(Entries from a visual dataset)
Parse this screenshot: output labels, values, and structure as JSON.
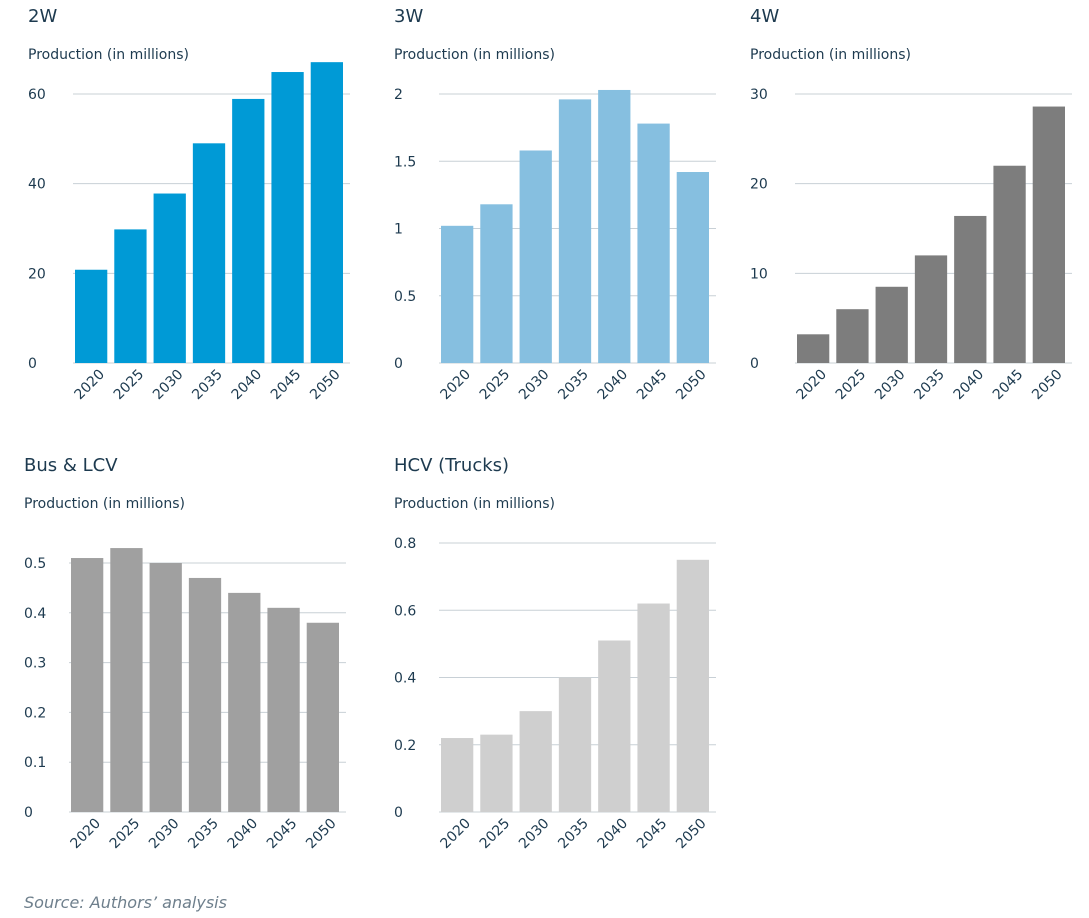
{
  "source": "Source: Authors’ analysis",
  "chart_data": [
    {
      "type": "bar",
      "title": "2W",
      "ylabel": "Production (in millions)",
      "categories": [
        "2020",
        "2025",
        "2030",
        "2035",
        "2040",
        "2045",
        "2050"
      ],
      "values": [
        20.8,
        29.8,
        37.8,
        49.0,
        58.9,
        64.9,
        67.1
      ],
      "yticks": [
        0,
        20,
        40,
        60
      ],
      "ytick_labels": [
        "0",
        "20",
        "40",
        "60"
      ],
      "ylim": [
        0,
        70
      ],
      "color": "#009ad6",
      "grid": true
    },
    {
      "type": "bar",
      "title": "3W",
      "ylabel": "Production (in millions)",
      "categories": [
        "2020",
        "2025",
        "2030",
        "2035",
        "2040",
        "2045",
        "2050"
      ],
      "values": [
        1.02,
        1.18,
        1.58,
        1.96,
        2.03,
        1.78,
        1.42
      ],
      "yticks": [
        0,
        0.5,
        1,
        1.5,
        2
      ],
      "ytick_labels": [
        "0",
        "0.5",
        "1",
        "1.5",
        "2"
      ],
      "ylim": [
        0,
        2.0
      ],
      "color": "#86bfe0",
      "grid": true
    },
    {
      "type": "bar",
      "title": "4W",
      "ylabel": "Production (in millions)",
      "categories": [
        "2020",
        "2025",
        "2030",
        "2035",
        "2040",
        "2045",
        "2050"
      ],
      "values": [
        3.2,
        6.0,
        8.5,
        12.0,
        16.4,
        22.0,
        28.6
      ],
      "yticks": [
        0,
        10,
        20,
        30
      ],
      "ytick_labels": [
        "0",
        "10",
        "20",
        "30"
      ],
      "ylim": [
        0,
        30
      ],
      "color": "#7d7d7d",
      "grid": true
    },
    {
      "type": "bar",
      "title": "Bus & LCV",
      "ylabel": "Production (in millions)",
      "categories": [
        "2020",
        "2025",
        "2030",
        "2035",
        "2040",
        "2045",
        "2050"
      ],
      "values": [
        0.51,
        0.53,
        0.5,
        0.47,
        0.44,
        0.41,
        0.38
      ],
      "yticks": [
        0,
        0.1,
        0.2,
        0.3,
        0.4,
        0.5
      ],
      "ytick_labels": [
        "0",
        "0.1",
        "0.2",
        "0.3",
        "0.4",
        "0.5"
      ],
      "ylim": [
        0,
        0.55
      ],
      "color": "#a0a0a0",
      "grid": true
    },
    {
      "type": "bar",
      "title": "HCV (Trucks)",
      "ylabel": "Production (in millions)",
      "categories": [
        "2020",
        "2025",
        "2030",
        "2035",
        "2040",
        "2045",
        "2050"
      ],
      "values": [
        0.22,
        0.23,
        0.3,
        0.4,
        0.51,
        0.62,
        0.75
      ],
      "yticks": [
        0,
        0.2,
        0.4,
        0.6,
        0.8
      ],
      "ytick_labels": [
        "0",
        "0.2",
        "0.4",
        "0.6",
        "0.8"
      ],
      "ylim": [
        0,
        0.8
      ],
      "color": "#cfcfcf",
      "grid": true
    }
  ]
}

_Stated goal_:
Write out the entries again, exactly as given, skipping any images.

_Reply_:
Parse this screenshot: output labels, values, and structure as JSON.
{
  "source": "Source: Authors’ analysis",
  "chart_data": [
    {
      "type": "bar",
      "title": "2W",
      "ylabel": "Production (in millions)",
      "categories": [
        "2020",
        "2025",
        "2030",
        "2035",
        "2040",
        "2045",
        "2050"
      ],
      "values": [
        20.8,
        29.8,
        37.8,
        49.0,
        58.9,
        64.9,
        67.1
      ],
      "yticks": [
        0,
        20,
        40,
        60
      ],
      "ytick_labels": [
        "0",
        "20",
        "40",
        "60"
      ],
      "ylim": [
        0,
        70
      ],
      "color": "#009ad6",
      "grid": true
    },
    {
      "type": "bar",
      "title": "3W",
      "ylabel": "Production (in millions)",
      "categories": [
        "2020",
        "2025",
        "2030",
        "2035",
        "2040",
        "2045",
        "2050"
      ],
      "values": [
        1.02,
        1.18,
        1.58,
        1.96,
        2.03,
        1.78,
        1.42
      ],
      "yticks": [
        0,
        0.5,
        1,
        1.5,
        2
      ],
      "ytick_labels": [
        "0",
        "0.5",
        "1",
        "1.5",
        "2"
      ],
      "ylim": [
        0,
        2.0
      ],
      "color": "#86bfe0",
      "grid": true
    },
    {
      "type": "bar",
      "title": "4W",
      "ylabel": "Production (in millions)",
      "categories": [
        "2020",
        "2025",
        "2030",
        "2035",
        "2040",
        "2045",
        "2050"
      ],
      "values": [
        3.2,
        6.0,
        8.5,
        12.0,
        16.4,
        22.0,
        28.6
      ],
      "yticks": [
        0,
        10,
        20,
        30
      ],
      "ytick_labels": [
        "0",
        "10",
        "20",
        "30"
      ],
      "ylim": [
        0,
        30
      ],
      "color": "#7d7d7d",
      "grid": true
    },
    {
      "type": "bar",
      "title": "Bus & LCV",
      "ylabel": "Production (in millions)",
      "categories": [
        "2020",
        "2025",
        "2030",
        "2035",
        "2040",
        "2045",
        "2050"
      ],
      "values": [
        0.51,
        0.53,
        0.5,
        0.47,
        0.44,
        0.41,
        0.38
      ],
      "yticks": [
        0,
        0.1,
        0.2,
        0.3,
        0.4,
        0.5
      ],
      "ytick_labels": [
        "0",
        "0.1",
        "0.2",
        "0.3",
        "0.4",
        "0.5"
      ],
      "ylim": [
        0,
        0.55
      ],
      "color": "#a0a0a0",
      "grid": true
    },
    {
      "type": "bar",
      "title": "HCV (Trucks)",
      "ylabel": "Production (in millions)",
      "categories": [
        "2020",
        "2025",
        "2030",
        "2035",
        "2040",
        "2045",
        "2050"
      ],
      "values": [
        0.22,
        0.23,
        0.3,
        0.4,
        0.51,
        0.62,
        0.75
      ],
      "yticks": [
        0,
        0.2,
        0.4,
        0.6,
        0.8
      ],
      "ytick_labels": [
        "0",
        "0.2",
        "0.4",
        "0.6",
        "0.8"
      ],
      "ylim": [
        0,
        0.8
      ],
      "color": "#cfcfcf",
      "grid": true
    }
  ]
}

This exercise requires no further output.